=== Work item ===
Exactly as shown below, retype every line of the data.

Entries of transcribed document text
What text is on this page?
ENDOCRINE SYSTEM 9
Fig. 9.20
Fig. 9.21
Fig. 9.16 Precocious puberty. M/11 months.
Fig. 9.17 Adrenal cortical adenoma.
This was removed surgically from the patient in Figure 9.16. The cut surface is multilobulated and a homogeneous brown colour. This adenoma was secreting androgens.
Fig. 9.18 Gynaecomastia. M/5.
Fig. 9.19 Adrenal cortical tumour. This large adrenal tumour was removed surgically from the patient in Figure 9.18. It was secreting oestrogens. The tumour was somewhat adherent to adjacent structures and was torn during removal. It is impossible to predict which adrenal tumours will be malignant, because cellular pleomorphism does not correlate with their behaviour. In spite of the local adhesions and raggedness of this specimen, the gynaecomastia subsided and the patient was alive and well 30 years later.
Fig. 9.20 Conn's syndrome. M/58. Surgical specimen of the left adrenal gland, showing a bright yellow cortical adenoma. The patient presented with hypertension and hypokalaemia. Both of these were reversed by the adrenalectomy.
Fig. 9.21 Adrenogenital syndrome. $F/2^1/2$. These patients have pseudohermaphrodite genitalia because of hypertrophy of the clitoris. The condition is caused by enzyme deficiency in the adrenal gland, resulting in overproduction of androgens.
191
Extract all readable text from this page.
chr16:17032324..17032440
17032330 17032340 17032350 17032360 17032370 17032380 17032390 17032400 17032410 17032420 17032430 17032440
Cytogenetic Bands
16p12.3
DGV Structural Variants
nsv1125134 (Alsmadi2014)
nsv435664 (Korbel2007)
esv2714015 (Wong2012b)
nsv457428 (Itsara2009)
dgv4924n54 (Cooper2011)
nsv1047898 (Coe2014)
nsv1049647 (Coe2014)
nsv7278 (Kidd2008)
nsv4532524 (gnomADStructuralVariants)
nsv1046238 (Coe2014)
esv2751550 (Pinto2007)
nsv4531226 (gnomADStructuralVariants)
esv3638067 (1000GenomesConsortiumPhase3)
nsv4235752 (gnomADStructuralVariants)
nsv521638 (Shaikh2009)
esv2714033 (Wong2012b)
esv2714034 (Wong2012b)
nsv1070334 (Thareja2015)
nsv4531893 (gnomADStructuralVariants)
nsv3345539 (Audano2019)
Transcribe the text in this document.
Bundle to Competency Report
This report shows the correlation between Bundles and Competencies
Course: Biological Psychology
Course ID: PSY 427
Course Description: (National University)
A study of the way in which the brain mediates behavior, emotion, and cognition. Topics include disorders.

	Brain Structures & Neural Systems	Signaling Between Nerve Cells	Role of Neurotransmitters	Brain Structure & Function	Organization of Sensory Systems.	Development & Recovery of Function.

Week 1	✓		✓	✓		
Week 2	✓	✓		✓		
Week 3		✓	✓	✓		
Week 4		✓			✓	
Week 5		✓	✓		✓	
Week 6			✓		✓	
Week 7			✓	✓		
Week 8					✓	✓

=== Response to the exercise ===
What text is on this page?
ENDOCRINE SYSTEM 9
Fig. 9.20
Fig. 9.21
Fig. 9.16 Precocious puberty. M/11 months.
Fig. 9.17 Adrenal cortical adenoma.
This was removed surgically from the patient in Figure 9.16. The cut surface is multilobulated and a homogeneous brown colour. This adenoma was secreting androgens.
Fig. 9.18 Gynaecomastia. M/5.
Fig. 9.19 Adrenal cortical tumour. This large adrenal tumour was removed surgically from the patient in Figure 9.18. It was secreting oestrogens. The tumour was somewhat adherent to adjacent structures and was torn during removal. It is impossible to predict which adrenal tumours will be malignant, because cellular pleomorphism does not correlate with their behaviour. In spite of the local adhesions and raggedness of this specimen, the gynaecomastia subsided and the patient was alive and well 30 years later.
Fig. 9.20 Conn's syndrome. M/58. Surgical specimen of the left adrenal gland, showing a bright yellow cortical adenoma. The patient presented with hypertension and hypokalaemia. Both of these were reversed by the adrenalectomy.
Fig. 9.21 Adrenogenital syndrome. $F/2^1/2$. These patients have pseudohermaphrodite genitalia because of hypertrophy of the clitoris. The condition is caused by enzyme deficiency in the adrenal gland, resulting in overproduction of androgens.
191
Extract all readable text from this page.
chr16:17032324..17032440
17032330 17032340 17032350 17032360 17032370 17032380 17032390 17032400 17032410 17032420 17032430 17032440
Cytogenetic Bands
16p12.3
DGV Structural Variants
nsv1125134 (Alsmadi2014)
nsv435664 (Korbel2007)
esv2714015 (Wong2012b)
nsv457428 (Itsara2009)
dgv4924n54 (Cooper2011)
nsv1047898 (Coe2014)
nsv1049647 (Coe2014)
nsv7278 (Kidd2008)
nsv4532524 (gnomADStructuralVariants)
nsv1046238 (Coe2014)
esv2751550 (Pinto2007)
nsv4531226 (gnomADStructuralVariants)
esv3638067 (1000GenomesConsortiumPhase3)
nsv4235752 (gnomADStructuralVariants)
nsv521638 (Shaikh2009)
esv2714033 (Wong2012b)
esv2714034 (Wong2012b)
nsv1070334 (Thareja2015)
nsv4531893 (gnomADStructuralVariants)
nsv3345539 (Audano2019)
Transcribe the text in this document.
Bundle to Competency Report
This report shows the correlation between Bundles and Competencies
Course: Biological Psychology
Course ID: PSY 427
Course Description: (National University)
A study of the way in which the brain mediates behavior, emotion, and cognition. Topics include disorders.

	Brain Structures & Neural Systems	Signaling Between Nerve Cells	Role of Neurotransmitters	Brain Structure & Function	Organization of Sensory Systems.	Development & Recovery of Function.

Week 1	✓		✓	✓		
Week 2	✓	✓		✓		
Week 3		✓	✓	✓		
Week 4		✓			✓	
Week 5		✓	✓		✓	
Week 6			✓		✓	
Week 7			✓	✓		
Week 8					✓	✓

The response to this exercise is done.